Provided text:
------------------------------------------------

We now know enough to write the first version of the cluster.conf file!

Install The Cluster Software

If you are using Red Hat Enterprise Linux, you will need to add the RHEL Server Optional (v. 6 64-bit x86_64) channel for each node in your cluster. You can do this in RHN by going the your subscription management page, clicking on each server, clicking on "Alter Channel Subscriptions", click to enable the RHEL Server Optional (v. 6 64-bit x86_64) channel and then by clicking on "Change Subscription".

This actual installation is simple, just use yum to install cman.

yum install cman

This will pull in a good number of dependencies.

For now, we do not want the cluster manager to start on boot. We'll turn it off and disable the service until we are finished testing.

chkconfig cman off
/etc/init.d/cman stop
   Leaving fence domain...                                 [  OK  ]
   Stopping gfs_controld...                                [  OK  ]
   Stopping dlm_controld...                                [  OK  ]
   Stopping fenced...                                      [  OK  ]
   Stopping cman...                                        [  OK  ]
   Unloading kernel modules...                             [  OK  ]
   Unmounting configfs...                                  [  OK  ]

Configuring And Testing Fence Devices

Before we can look at the cluster configuration, we first need to make sure the fence devices are setup and working properly. We're going to setup IPMI on either node and a Node Assassin fence device. If you only use one, you can safely ignore the other for now. If you use a different fence device, please consult the manufacturer's documentation. Better yet, contribute the setup to this document!

------------------------------------------------

Spatial layout data:
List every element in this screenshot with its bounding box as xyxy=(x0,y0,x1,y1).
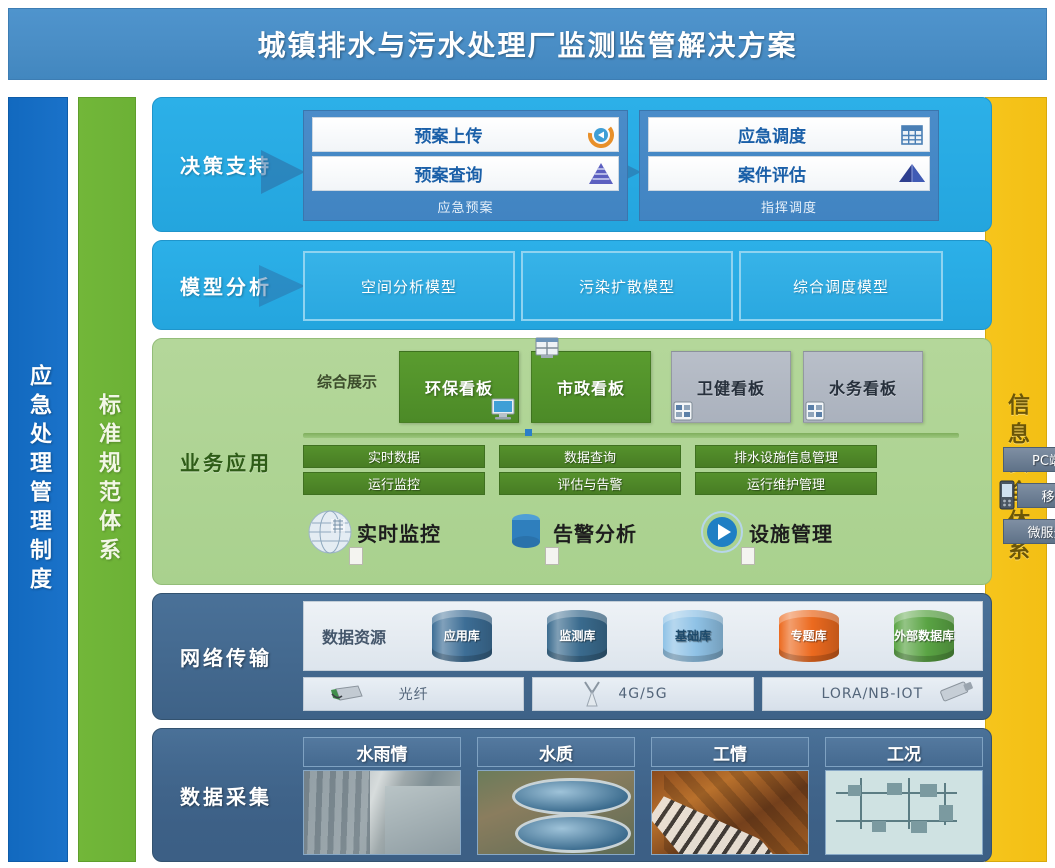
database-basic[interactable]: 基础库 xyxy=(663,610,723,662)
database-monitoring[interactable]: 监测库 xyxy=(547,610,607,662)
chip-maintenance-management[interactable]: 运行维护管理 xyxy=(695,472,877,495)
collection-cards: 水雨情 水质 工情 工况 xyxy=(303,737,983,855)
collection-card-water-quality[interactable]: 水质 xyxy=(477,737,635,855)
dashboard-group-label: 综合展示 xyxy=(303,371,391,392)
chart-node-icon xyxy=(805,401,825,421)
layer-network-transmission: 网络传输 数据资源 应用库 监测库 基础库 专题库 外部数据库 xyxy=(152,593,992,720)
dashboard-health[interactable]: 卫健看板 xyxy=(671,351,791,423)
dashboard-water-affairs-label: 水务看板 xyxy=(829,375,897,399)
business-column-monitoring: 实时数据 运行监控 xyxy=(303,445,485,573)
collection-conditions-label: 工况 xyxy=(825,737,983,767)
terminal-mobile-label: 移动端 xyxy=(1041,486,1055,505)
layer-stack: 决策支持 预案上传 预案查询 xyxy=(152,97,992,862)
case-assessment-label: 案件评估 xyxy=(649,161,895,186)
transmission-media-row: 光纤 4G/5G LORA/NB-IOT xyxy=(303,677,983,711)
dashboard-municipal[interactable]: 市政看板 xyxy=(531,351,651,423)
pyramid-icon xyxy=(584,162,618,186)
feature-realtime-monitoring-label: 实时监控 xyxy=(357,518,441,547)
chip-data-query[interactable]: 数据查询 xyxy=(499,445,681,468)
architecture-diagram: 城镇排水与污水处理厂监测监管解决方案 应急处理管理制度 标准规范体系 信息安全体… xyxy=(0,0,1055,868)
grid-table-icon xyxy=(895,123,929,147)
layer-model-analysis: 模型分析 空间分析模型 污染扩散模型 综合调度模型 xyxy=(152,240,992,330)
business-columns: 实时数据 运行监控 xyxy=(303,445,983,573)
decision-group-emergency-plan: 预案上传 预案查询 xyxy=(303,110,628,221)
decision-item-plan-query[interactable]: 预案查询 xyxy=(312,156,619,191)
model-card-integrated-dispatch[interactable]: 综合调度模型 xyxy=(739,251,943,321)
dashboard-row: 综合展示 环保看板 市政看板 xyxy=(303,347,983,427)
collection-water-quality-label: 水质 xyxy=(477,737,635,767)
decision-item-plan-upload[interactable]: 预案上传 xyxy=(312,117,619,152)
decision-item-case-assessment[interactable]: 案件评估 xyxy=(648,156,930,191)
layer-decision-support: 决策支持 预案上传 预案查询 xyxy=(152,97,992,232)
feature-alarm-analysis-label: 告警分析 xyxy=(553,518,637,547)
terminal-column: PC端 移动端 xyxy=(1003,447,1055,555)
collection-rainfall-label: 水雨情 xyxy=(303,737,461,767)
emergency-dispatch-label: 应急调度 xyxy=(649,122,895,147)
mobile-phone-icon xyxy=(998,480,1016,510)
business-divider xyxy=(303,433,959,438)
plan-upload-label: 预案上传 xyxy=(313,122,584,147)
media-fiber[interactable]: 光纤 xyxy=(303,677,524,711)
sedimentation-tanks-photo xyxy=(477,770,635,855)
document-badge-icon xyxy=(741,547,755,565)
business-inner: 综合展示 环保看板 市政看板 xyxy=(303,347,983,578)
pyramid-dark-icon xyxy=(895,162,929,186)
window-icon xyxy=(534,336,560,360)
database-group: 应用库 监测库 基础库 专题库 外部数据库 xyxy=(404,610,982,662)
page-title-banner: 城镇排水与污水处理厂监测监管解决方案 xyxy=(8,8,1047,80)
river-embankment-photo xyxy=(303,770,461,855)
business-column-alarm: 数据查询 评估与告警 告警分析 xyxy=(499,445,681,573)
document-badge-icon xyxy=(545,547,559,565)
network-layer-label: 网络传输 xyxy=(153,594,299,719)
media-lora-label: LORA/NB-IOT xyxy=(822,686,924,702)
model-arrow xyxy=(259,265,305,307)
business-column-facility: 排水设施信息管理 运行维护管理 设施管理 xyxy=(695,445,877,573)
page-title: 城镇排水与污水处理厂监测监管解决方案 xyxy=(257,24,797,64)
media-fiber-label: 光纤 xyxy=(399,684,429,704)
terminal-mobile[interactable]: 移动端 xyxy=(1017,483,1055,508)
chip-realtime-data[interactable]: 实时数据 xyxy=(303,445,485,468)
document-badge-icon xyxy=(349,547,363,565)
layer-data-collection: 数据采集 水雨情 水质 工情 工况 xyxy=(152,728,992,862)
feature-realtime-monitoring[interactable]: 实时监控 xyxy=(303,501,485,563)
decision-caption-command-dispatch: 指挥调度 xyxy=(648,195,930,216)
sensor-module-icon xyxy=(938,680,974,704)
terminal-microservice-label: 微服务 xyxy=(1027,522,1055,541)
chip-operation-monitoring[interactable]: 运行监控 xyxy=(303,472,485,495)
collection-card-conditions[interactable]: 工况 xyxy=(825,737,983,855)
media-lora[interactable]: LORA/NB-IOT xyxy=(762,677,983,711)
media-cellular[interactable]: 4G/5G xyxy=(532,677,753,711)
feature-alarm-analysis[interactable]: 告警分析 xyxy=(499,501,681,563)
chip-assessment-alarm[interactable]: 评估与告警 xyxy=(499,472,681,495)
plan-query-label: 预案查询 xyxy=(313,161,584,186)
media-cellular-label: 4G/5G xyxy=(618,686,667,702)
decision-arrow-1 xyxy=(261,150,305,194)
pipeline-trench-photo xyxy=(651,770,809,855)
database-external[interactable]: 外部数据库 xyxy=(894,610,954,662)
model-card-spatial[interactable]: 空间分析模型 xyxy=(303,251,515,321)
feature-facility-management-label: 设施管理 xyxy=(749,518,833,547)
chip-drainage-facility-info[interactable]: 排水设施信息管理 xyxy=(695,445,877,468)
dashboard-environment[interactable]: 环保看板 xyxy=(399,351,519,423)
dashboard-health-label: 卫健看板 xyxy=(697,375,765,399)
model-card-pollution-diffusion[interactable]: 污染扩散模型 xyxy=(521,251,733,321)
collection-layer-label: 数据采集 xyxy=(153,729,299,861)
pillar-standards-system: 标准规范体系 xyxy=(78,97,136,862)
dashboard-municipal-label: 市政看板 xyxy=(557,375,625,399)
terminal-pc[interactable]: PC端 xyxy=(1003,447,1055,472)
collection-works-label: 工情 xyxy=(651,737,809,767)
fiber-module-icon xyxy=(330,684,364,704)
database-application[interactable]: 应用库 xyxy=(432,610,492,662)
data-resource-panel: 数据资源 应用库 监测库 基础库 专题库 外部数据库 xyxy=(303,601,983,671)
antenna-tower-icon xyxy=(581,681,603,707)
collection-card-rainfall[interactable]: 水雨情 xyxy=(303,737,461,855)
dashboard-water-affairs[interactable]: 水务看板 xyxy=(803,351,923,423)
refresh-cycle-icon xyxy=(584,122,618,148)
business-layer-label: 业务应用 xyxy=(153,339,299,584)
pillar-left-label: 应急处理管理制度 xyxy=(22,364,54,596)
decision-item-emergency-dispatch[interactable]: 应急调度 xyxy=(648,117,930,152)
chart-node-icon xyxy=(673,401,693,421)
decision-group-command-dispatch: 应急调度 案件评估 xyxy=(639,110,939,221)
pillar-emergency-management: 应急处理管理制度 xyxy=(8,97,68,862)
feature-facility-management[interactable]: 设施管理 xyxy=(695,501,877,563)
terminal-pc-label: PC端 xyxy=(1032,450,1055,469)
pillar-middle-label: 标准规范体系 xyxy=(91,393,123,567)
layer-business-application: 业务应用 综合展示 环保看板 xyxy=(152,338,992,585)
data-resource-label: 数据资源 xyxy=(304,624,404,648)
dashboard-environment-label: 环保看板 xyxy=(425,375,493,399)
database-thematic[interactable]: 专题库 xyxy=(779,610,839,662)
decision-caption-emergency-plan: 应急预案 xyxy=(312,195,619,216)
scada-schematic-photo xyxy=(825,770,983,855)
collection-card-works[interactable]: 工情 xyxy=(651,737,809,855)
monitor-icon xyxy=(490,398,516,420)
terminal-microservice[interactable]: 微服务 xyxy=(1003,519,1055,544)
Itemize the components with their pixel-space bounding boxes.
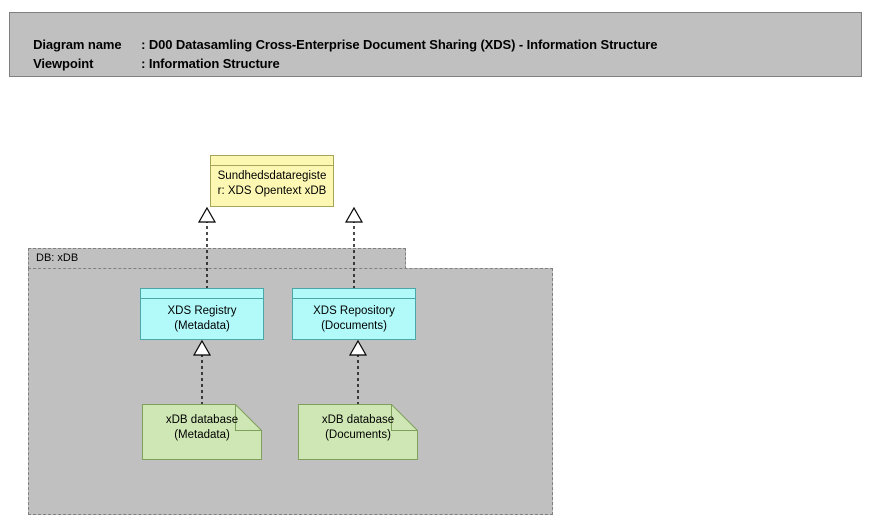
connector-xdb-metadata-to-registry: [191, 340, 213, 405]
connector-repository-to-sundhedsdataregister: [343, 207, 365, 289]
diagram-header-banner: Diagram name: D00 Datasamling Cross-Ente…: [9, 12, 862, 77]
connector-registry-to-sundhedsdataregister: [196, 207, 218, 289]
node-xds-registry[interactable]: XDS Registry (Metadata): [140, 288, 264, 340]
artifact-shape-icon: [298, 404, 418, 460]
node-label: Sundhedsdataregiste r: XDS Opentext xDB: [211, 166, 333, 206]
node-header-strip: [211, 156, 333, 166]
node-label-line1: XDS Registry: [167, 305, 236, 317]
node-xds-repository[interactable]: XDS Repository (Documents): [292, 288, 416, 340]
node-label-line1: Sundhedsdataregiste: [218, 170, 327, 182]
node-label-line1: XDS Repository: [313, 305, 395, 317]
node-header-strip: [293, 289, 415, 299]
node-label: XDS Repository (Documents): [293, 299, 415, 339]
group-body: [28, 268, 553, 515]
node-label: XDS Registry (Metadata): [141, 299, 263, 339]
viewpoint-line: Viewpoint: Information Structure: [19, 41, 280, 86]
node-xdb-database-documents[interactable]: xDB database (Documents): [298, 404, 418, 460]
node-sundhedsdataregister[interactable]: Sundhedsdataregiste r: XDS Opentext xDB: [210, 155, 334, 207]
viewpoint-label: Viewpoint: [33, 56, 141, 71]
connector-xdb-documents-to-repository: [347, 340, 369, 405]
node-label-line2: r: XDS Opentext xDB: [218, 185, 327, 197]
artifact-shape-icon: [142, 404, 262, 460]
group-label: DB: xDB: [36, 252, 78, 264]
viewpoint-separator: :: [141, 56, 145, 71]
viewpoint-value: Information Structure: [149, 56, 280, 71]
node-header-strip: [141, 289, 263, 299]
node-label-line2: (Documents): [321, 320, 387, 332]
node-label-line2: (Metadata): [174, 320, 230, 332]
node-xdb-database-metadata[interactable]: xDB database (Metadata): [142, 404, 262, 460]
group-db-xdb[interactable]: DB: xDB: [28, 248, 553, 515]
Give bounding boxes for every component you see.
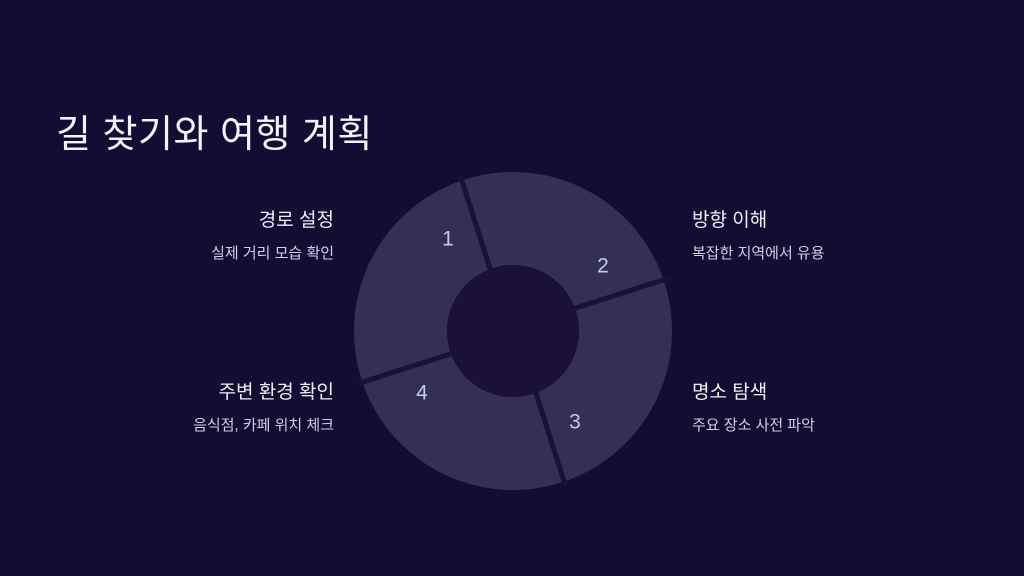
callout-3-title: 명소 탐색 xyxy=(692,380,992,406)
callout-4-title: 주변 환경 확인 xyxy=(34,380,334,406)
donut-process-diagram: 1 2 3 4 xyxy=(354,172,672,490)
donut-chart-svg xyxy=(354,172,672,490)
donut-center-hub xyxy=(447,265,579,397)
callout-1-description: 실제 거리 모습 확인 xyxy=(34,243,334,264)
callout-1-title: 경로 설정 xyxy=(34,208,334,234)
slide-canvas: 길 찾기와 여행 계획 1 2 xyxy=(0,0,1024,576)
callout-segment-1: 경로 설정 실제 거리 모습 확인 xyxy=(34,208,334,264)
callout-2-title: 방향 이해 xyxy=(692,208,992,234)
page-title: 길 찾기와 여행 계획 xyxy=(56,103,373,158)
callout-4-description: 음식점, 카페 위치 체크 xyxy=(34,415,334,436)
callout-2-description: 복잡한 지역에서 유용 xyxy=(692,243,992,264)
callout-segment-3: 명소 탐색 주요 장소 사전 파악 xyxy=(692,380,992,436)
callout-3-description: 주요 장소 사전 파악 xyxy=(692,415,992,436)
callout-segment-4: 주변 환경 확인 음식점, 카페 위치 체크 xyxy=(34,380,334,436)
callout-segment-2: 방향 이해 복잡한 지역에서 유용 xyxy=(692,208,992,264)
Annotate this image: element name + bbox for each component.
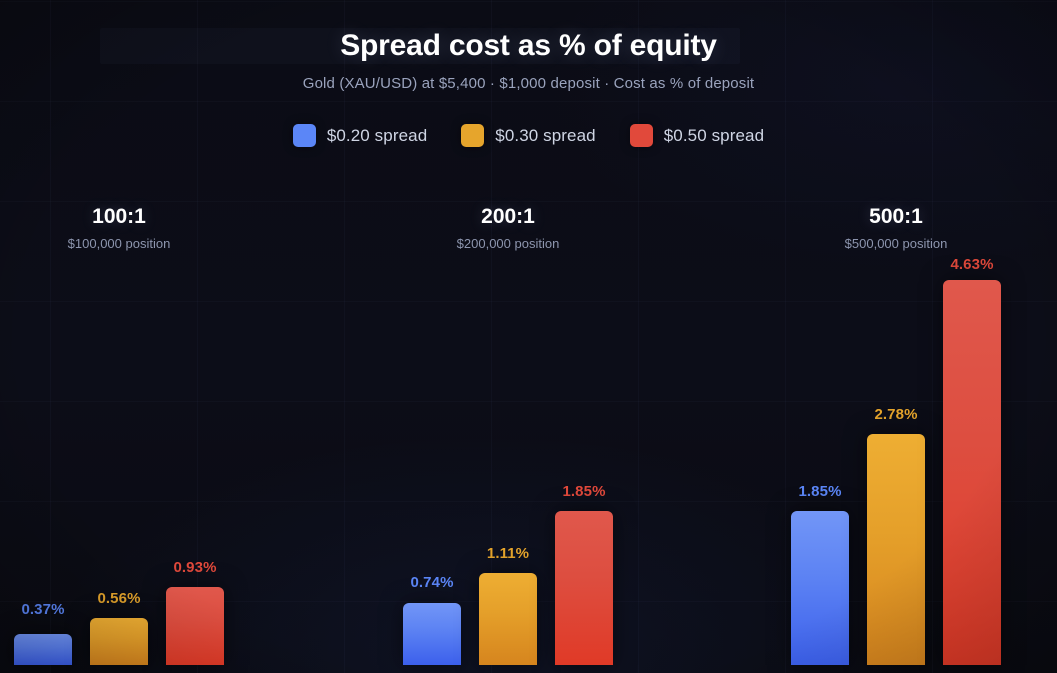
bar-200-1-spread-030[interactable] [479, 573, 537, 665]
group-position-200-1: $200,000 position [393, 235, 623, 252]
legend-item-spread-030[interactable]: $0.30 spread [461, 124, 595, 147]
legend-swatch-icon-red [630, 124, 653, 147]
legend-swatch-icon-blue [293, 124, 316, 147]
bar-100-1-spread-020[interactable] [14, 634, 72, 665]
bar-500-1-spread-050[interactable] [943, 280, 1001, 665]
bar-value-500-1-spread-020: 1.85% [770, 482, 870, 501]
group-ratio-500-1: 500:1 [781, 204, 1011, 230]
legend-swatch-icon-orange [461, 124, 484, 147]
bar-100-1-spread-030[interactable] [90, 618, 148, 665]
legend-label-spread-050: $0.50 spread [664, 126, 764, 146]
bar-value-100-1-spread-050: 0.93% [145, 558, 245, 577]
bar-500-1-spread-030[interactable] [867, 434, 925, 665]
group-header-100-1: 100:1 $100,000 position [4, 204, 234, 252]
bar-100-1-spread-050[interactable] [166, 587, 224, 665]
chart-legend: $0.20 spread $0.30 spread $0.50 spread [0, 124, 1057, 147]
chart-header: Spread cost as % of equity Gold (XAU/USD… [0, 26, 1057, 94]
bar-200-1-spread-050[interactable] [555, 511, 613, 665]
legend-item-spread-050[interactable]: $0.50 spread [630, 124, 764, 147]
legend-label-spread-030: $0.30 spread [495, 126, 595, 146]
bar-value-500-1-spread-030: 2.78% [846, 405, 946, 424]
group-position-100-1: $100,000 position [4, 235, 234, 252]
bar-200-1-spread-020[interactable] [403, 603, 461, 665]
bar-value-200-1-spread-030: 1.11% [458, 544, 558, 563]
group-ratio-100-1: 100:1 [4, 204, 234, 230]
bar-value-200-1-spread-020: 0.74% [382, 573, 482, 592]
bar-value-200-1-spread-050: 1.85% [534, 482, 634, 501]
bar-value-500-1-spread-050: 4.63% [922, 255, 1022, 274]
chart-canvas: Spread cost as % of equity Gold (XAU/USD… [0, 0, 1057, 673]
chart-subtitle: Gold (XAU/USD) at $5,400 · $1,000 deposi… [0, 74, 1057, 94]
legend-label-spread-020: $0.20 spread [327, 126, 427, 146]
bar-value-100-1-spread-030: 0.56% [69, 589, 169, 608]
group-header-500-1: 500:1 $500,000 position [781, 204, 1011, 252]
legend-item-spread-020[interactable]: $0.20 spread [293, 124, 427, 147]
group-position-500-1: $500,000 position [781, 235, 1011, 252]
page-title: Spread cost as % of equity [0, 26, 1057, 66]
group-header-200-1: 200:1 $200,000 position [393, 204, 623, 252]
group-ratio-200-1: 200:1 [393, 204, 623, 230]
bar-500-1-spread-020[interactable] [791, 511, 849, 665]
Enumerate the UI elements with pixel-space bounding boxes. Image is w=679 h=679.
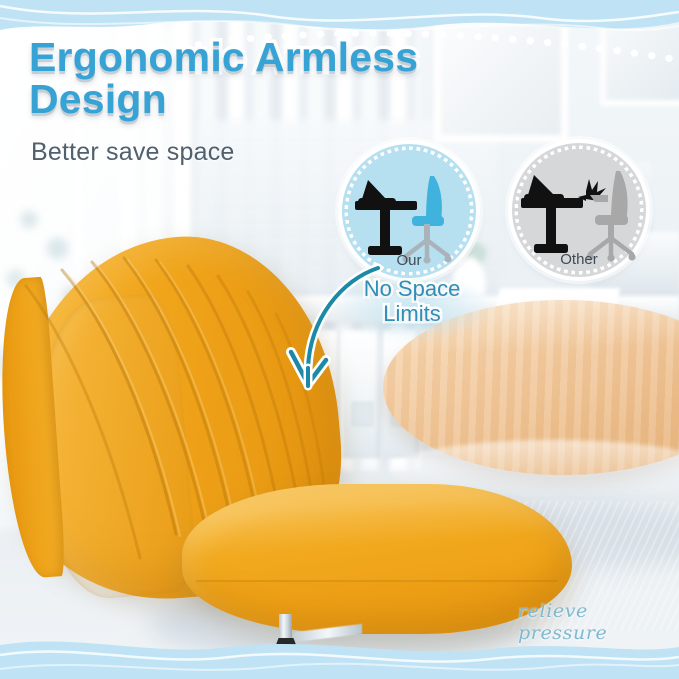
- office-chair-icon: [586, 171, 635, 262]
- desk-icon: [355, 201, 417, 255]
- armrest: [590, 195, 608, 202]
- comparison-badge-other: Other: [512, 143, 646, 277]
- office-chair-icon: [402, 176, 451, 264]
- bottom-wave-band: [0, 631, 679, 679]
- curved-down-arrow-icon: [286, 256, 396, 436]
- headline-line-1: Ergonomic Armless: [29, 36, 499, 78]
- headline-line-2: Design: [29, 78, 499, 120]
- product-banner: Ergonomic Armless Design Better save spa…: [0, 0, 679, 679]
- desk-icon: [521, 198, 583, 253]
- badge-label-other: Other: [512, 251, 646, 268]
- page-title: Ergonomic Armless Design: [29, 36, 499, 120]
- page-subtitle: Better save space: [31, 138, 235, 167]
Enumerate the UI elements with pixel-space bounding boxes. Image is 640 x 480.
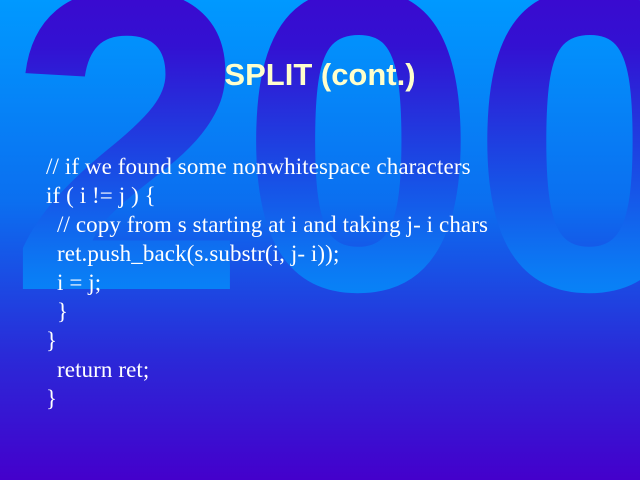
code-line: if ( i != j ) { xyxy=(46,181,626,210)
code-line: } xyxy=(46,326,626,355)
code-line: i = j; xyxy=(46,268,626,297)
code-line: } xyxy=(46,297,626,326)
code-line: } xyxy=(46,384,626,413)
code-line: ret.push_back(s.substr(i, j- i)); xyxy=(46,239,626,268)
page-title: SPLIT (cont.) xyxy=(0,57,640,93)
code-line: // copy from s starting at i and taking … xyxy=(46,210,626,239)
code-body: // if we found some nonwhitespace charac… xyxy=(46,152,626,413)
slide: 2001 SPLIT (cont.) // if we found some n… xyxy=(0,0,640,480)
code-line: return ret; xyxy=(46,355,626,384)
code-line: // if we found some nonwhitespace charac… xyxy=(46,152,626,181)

------------------------------------------------

What needs to be done: In the cluster setup guide, which package do you install with yum? This listing has nothing to do with the cluster setup guide.

Solution to the exercise: cman